Extract every line where the string "this" appears.

-- start --

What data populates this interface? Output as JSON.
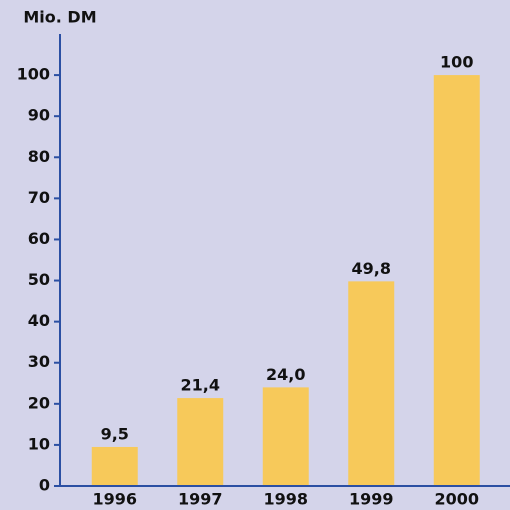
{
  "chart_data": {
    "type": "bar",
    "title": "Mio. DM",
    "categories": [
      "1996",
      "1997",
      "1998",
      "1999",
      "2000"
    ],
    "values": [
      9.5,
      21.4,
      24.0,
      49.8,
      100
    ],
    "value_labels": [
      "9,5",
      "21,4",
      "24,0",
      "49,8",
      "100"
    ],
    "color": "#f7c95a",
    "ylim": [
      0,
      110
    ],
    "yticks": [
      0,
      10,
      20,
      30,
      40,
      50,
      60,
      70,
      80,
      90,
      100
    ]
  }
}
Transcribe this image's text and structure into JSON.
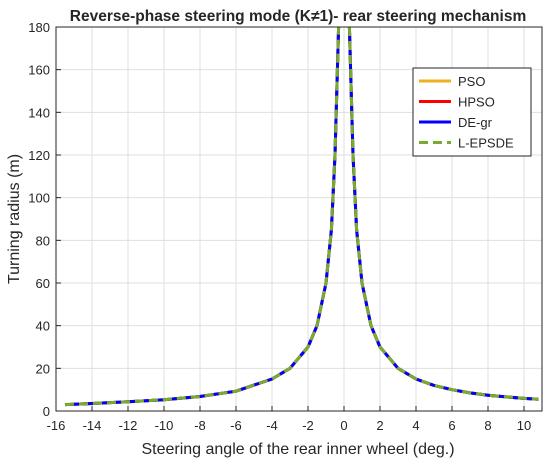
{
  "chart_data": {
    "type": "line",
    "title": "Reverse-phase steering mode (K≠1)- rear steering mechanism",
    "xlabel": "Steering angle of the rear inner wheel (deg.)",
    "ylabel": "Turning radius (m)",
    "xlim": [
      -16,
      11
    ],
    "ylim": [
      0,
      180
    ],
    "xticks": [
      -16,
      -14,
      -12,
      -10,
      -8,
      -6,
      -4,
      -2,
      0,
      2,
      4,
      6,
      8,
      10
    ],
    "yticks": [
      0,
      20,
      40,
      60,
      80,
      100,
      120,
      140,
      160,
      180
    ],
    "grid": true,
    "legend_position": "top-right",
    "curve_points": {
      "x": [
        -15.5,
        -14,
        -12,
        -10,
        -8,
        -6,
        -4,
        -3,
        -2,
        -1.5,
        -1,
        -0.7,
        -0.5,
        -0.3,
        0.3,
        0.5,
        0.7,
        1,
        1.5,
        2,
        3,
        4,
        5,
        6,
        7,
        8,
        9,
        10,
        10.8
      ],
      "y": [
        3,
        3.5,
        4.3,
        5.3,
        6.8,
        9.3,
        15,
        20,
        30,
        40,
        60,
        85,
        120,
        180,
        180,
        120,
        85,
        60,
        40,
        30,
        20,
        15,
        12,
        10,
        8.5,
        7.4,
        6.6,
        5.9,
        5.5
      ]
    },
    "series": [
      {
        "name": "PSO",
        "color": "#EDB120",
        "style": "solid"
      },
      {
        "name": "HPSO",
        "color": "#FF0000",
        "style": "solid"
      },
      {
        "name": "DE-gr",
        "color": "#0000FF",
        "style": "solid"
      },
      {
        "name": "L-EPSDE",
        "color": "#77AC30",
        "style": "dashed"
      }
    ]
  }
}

-- end --

The answer
What data populates this interface? Output as JSON.
Transcribe this image's text and structure into JSON.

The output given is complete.